Collected data entries:
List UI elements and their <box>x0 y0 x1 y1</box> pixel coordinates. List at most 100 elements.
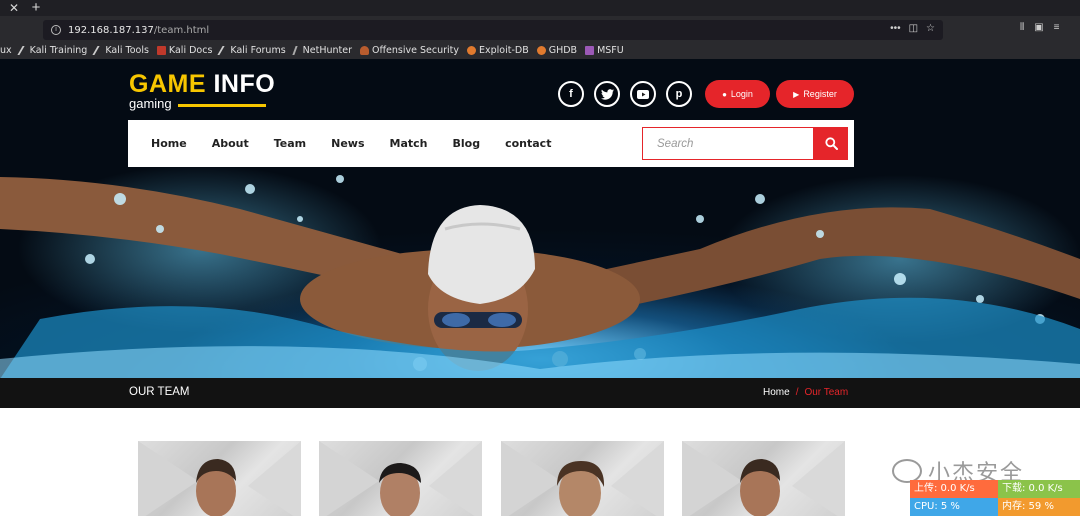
main-menu: Home About Team News Match Blog contact <box>128 120 854 167</box>
menu-team[interactable]: Team <box>274 137 306 150</box>
goggle-lens-left <box>442 313 470 327</box>
menu-items: Home About Team News Match Blog contact <box>151 120 576 167</box>
browser-tab-bar: ✕ + <box>0 0 1080 16</box>
menu-about[interactable]: About <box>212 137 249 150</box>
logo-word-info: INFO <box>213 70 276 98</box>
close-tab-icon[interactable]: ✕ <box>0 0 28 16</box>
msfu-icon <box>585 46 595 55</box>
twitter-icon[interactable] <box>594 81 620 107</box>
logo-word-game: GAME <box>129 70 206 98</box>
search-icon <box>824 137 838 150</box>
bookmarks-bar: ux Kali Training Kali Tools Kali Docs Ka… <box>0 42 1080 59</box>
menu-contact[interactable]: contact <box>505 137 551 150</box>
sidebar-icon[interactable]: ▣ <box>1034 22 1043 33</box>
system-monitor-widget: 上传: 0.0 K/s 下载: 0.0 K/s CPU: 5 % 内存: 59 … <box>910 480 1080 516</box>
menu-icon[interactable]: ≡ <box>1054 22 1060 33</box>
team-card[interactable] <box>138 441 301 516</box>
screen: ✕ + i 192.168.187.137/team.html ••• ◫ ☆ … <box>0 0 1080 516</box>
cpu-usage: CPU: 5 % <box>910 498 998 516</box>
bookmark-ghdb[interactable]: GHDB <box>536 45 578 56</box>
menu-news[interactable]: News <box>331 137 364 150</box>
kali-dragon-icon <box>217 46 231 55</box>
bookmark-kali-training[interactable]: Kali Training <box>17 45 88 56</box>
cart-icon: ▶ <box>793 89 800 99</box>
youtube-play-shape <box>637 89 649 99</box>
offsec-icon <box>360 46 370 55</box>
bookmark-label: MSFU <box>597 45 624 56</box>
youtube-icon[interactable] <box>630 81 656 107</box>
browser-nav-bar: i 192.168.187.137/team.html ••• ◫ ☆ ⫴ ▣ … <box>0 16 1080 42</box>
url-path: /team.html <box>153 24 210 36</box>
login-button[interactable]: ● Login <box>705 80 770 108</box>
url-text: 192.168.187.137/team.html <box>68 25 209 36</box>
new-tab-icon[interactable]: + <box>28 0 44 16</box>
social-links: f p <box>558 81 692 107</box>
team-card[interactable] <box>319 441 482 516</box>
page-actions-icon[interactable]: ••• <box>890 23 901 34</box>
bookmark-msfu[interactable]: MSFU <box>585 45 624 56</box>
bookmark-label: Kali Docs <box>168 45 213 56</box>
web-page: GAME INFO gaming f p ● Login ▶ Register … <box>0 59 1080 516</box>
bookmark-label: Kali Training <box>29 45 88 56</box>
search-box <box>642 127 814 160</box>
register-label: Register <box>803 89 837 99</box>
bookmark-label: ux <box>0 45 12 56</box>
search-button[interactable] <box>814 127 848 160</box>
library-icon[interactable]: ⫴ <box>1020 22 1024 33</box>
twitter-bird-shape <box>600 88 614 100</box>
logo-title: GAME INFO <box>129 71 275 97</box>
menu-home[interactable]: Home <box>151 137 187 150</box>
bookmark-label: NetHunter <box>302 45 353 56</box>
page-title: OUR TEAM <box>129 386 190 398</box>
page-header-bar: OUR TEAM Home / Our Team <box>0 378 1080 408</box>
bookmark-kali-forums[interactable]: Kali Forums <box>217 45 286 56</box>
player-photo <box>138 441 301 516</box>
bookmark-label: Kali Tools <box>105 45 149 56</box>
team-card[interactable] <box>501 441 664 516</box>
bookmark-exploit-db[interactable]: Exploit-DB <box>467 45 529 56</box>
bookmark-ux[interactable]: ux <box>0 45 12 56</box>
kali-docs-icon <box>156 46 166 55</box>
menu-match[interactable]: Match <box>390 137 428 150</box>
goggle-lens-right <box>488 313 516 327</box>
register-button[interactable]: ▶ Register <box>776 80 854 108</box>
bookmark-offensive-security[interactable]: Offensive Security <box>360 45 459 56</box>
kali-dragon-icon <box>17 46 30 55</box>
pinterest-icon[interactable]: p <box>666 81 692 107</box>
bookmark-kali-tools[interactable]: Kali Tools <box>92 45 149 56</box>
toolbar-right: ⫴ ▣ ≡ <box>1020 22 1060 33</box>
address-bar[interactable]: i 192.168.187.137/team.html ••• ◫ ☆ <box>43 20 943 40</box>
logo-underline <box>177 103 266 107</box>
user-icon: ● <box>722 89 727 99</box>
memory-usage: 内存: 59 % <box>998 498 1080 516</box>
bookmark-label: Exploit-DB <box>479 45 529 56</box>
address-bar-actions: ••• ◫ ☆ <box>890 23 935 34</box>
logo-subtitle-text: gaming <box>129 96 172 111</box>
site-info-icon[interactable]: i <box>51 25 61 35</box>
player-photo <box>319 441 482 516</box>
facebook-icon[interactable]: f <box>558 81 584 107</box>
bookmark-label: Offensive Security <box>372 45 459 56</box>
bookmark-kali-docs[interactable]: Kali Docs <box>156 45 213 56</box>
login-label: Login <box>730 89 753 99</box>
player-photo <box>501 441 664 516</box>
url-host: 192.168.187.137 <box>68 24 154 36</box>
player-photo <box>682 441 845 516</box>
breadcrumb-current: Our Team <box>804 387 849 398</box>
nethunter-icon <box>292 46 302 55</box>
breadcrumb: Home / Our Team <box>763 387 848 398</box>
bookmark-label: GHDB <box>548 45 578 56</box>
search-input[interactable] <box>657 137 807 150</box>
bookmark-star-icon[interactable]: ☆ <box>926 23 935 34</box>
download-speed: 下载: 0.0 K/s <box>998 480 1080 498</box>
team-card[interactable] <box>682 441 845 516</box>
bookmark-label: Kali Forums <box>230 45 286 56</box>
breadcrumb-home[interactable]: Home <box>763 387 790 398</box>
pocket-icon[interactable]: ◫ <box>909 23 918 34</box>
site-logo[interactable]: GAME INFO gaming <box>129 71 275 111</box>
logo-subtitle: gaming <box>129 97 275 111</box>
kali-dragon-icon <box>92 46 105 55</box>
breadcrumb-separator: / <box>795 387 799 398</box>
bookmark-nethunter[interactable]: NetHunter <box>292 45 353 56</box>
menu-blog[interactable]: Blog <box>453 137 481 150</box>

● WHAT YOU ARE ASKED TO DO
Express the lines of all the items above as a JSON list of strings, one string per line, with blank lines left out. Do not include the pictures in your answer.

● SOLUTION FOR THIS PROBLEM
[
  "List UI elements and their <box>x0 y0 x1 y1</box> pixel coordinates. List at most 100 elements.",
  "main-menu: Home About Team News Match Blog contact <box>128 120 854 167</box>",
  "menu-team[interactable]: Team <box>274 137 306 150</box>",
  "goggle-lens-left <box>442 313 470 327</box>",
  "menu-items: Home About Team News Match Blog contact <box>151 120 576 167</box>",
  "browser-tab-bar: ✕ + <box>0 0 1080 16</box>",
  "menu-about[interactable]: About <box>212 137 249 150</box>",
  "logo-word-info: INFO <box>213 70 276 98</box>",
  "close-tab-icon[interactable]: ✕ <box>0 0 28 16</box>",
  "msfu-icon <box>585 46 595 55</box>",
  "twitter-icon[interactable] <box>594 81 620 107</box>",
  "logo-word-game: GAME <box>129 70 206 98</box>",
  "search-icon <box>824 137 838 150</box>",
  "bookmarks-bar: ux Kali Training Kali Tools Kali Docs Ka… <box>0 42 1080 59</box>",
  "menu-contact[interactable]: contact <box>505 137 551 150</box>",
  "sidebar-icon[interactable]: ▣ <box>1034 22 1043 33</box>",
  "system-monitor-widget: 上传: 0.0 K/s 下载: 0.0 K/s CPU: 5 % 内存: 59 … <box>910 480 1080 516</box>",
  "menu-icon[interactable]: ≡ <box>1054 22 1060 33</box>",
  "team-card[interactable] <box>138 441 301 516</box>",
  "screen: ✕ + i 192.168.187.137/team.html ••• ◫ ☆ … <box>0 0 1080 516</box>",
  "cpu-usage: CPU: 5 % <box>910 498 998 516</box>",
  "bookmark-ghdb[interactable]: GHDB <box>536 45 578 56</box>",
  "menu-news[interactable]: News <box>331 137 364 150</box>",
  "kali-dragon-icon <box>217 46 231 55</box>",
  "bookmark-kali-training[interactable]: Kali Training <box>17 45 88 56</box>",
  "cart-icon: ▶ <box>793 89 800 99</box>",
  "youtube-play-shape <box>637 89 649 99</box>",
  "offsec-icon <box>360 46 370 55</box>",
  "bookmark-label: MSFU <box>597 45 624 56</box>",
  "youtube-icon[interactable] <box>630 81 656 107</box>",
  "browser-nav-bar: i 192.168.187.137/team.html ••• ◫ ☆ ⫴ ▣ … <box>0 16 1080 42</box>",
  "url-path: /team.html <box>153 24 210 36</box>",
  "login-button[interactable]: ● Login <box>705 80 770 108</box>",
  "url-text: 192.168.187.137/team.html <box>68 25 209 36</box>",
  "new-tab-icon[interactable]: + <box>28 0 44 16</box>",
  "social-links: f p <box>558 81 692 107</box>",
  "team-card[interactable] <box>319 441 482 516</box>",
  "page-actions-icon[interactable]: ••• <box>890 23 901 34</box>",
  "bookmark-msfu[interactable]: MSFU <box>585 45 624 56</box>",
  "bookmark-label: Kali Docs <box>168 45 213 56</box>",
  "web-page: GAME INFO gaming f p ● Login ▶ Register … <box>0 59 1080 516</box>",
  "bookmark-label: Kali Training <box>29 45 88 56</box>",
  "search-box <box>642 127 814 160</box>",
  "register-label: Register <box>803 89 837 99</box>",
  "bookmark-label: ux <box>0 45 12 56</box>",
  "search-button[interactable] <box>814 127 848 160</box>",
  "library-icon[interactable]: ⫴ <box>1020 22 1024 33</box>",
  "twitter-bird-shape <box>600 88 614 100</box>",
  "logo-title: GAME INFO <box>129 71 275 97</box>",
  "menu-home[interactable]: Home <box>151 137 187 150</box>",
  "bookmark-label: NetHunter <box>302 45 353 56</box>",
  "page-title: OUR TEAM <box>129 386 190 398</box>",
  "page-header-bar: OUR TEAM Home / Our Team <box>0 378 1080 408</box>",
  "bookmark-kali-forums[interactable]: Kali Forums <box>217 45 286 56</box>",
  "player-photo <box>138 441 301 516</box>",
  "bookmark-label: Kali Tools <box>105 45 149 56</box>",
  "team-card[interactable] <box>501 441 664 516</box>",
  "bookmark-exploit-db[interactable]: Exploit-DB <box>467 45 529 56</box>",
  "bookmark-ux[interactable]: ux <box>0 45 12 56</box>",
  "kali-docs-icon <box>156 46 166 55</box>",
  "menu-match[interactable]: Match <box>390 137 428 150</box>",
  "goggle-lens-right <box>488 313 516 327</box>",
  "register-button[interactable]: ▶ Register <box>776 80 854 108</box>",
  "bookmark-offensive-security[interactable]: Offensive Security <box>360 45 459 56</box>",
  "kali-dragon-icon <box>17 46 30 55</box>",
  "pinterest-icon[interactable]: p <box>666 81 692 107</box>",
  "bookmark-kali-tools[interactable]: Kali Tools <box>92 45 149 56</box>",
  "toolbar-right: ⫴ ▣ ≡ <box>1020 22 1060 33</box>",
  "address-bar[interactable]: i 192.168.187.137/team.html ••• ◫ ☆ <box>43 20 943 40</box>",
  "logo-underline <box>177 103 266 107</box>",
  "user-icon: ● <box>722 89 727 99</box>",
  "memory-usage: 内存: 59 % <box>998 498 1080 516</box>",
  "bookmark-label: Exploit-DB <box>479 45 529 56</box>",
  "address-bar-actions: ••• ◫ ☆ <box>890 23 935 34</box>",
  "logo-subtitle-text: gaming <box>129 96 172 111</box>",
  "site-info-icon[interactable]: i <box>51 25 61 35</box>",
  "player-photo <box>319 441 482 516</box>",
  "facebook-icon[interactable]: f <box>558 81 584 107</box>",
  "bookmark-label: Offensive Security <box>372 45 459 56</box>",
  "bookmark-kali-docs[interactable]: Kali Docs <box>156 45 213 56</box>",
  "login-label: Login <box>730 89 753 99</box>",
  "player-photo <box>501 441 664 516</box>",
  "url-host: 192.168.187.137 <box>68 24 154 36</box>",
  "player-photo <box>682 441 845 516</box>",
  "breadcrumb-current: Our Team <box>804 387 849 398</box>",
  "nethunter-icon <box>292 46 302 55</box>",
  "breadcrumb: Home / Our Team <box>763 387 848 398</box>",
  "bookmark-label: GHDB <box>548 45 578 56</box>",
  "search-input[interactable] <box>657 137 807 150</box>",
  "bookmark-star-icon[interactable]: ☆ <box>926 23 935 34</box>",
  "download-speed: 下载: 0.0 K/s <box>998 480 1080 498</box>",
  "team-card[interactable] <box>682 441 845 516</box>",
  "bookmark-label: Kali Forums <box>230 45 286 56</box>",
  "breadcrumb-home[interactable]: Home <box>763 387 790 398</box>",
  "pocket-icon[interactable]: ◫ <box>909 23 918 34</box>",
  "site-logo[interactable]: GAME INFO gaming <box>129 71 275 111</box>",
  "logo-subtitle: gaming <box>129 97 275 111</box>",
  "kali-dragon-icon <box>92 46 105 55</box>",
  "breadcrumb-separator: / <box>795 387 799 398</box>",
  "bookmark-nethunter[interactable]: NetHunter <box>292 45 353 56</box>",
  "menu-blog[interactable]: Blog <box>453 137 481 150</box>"
]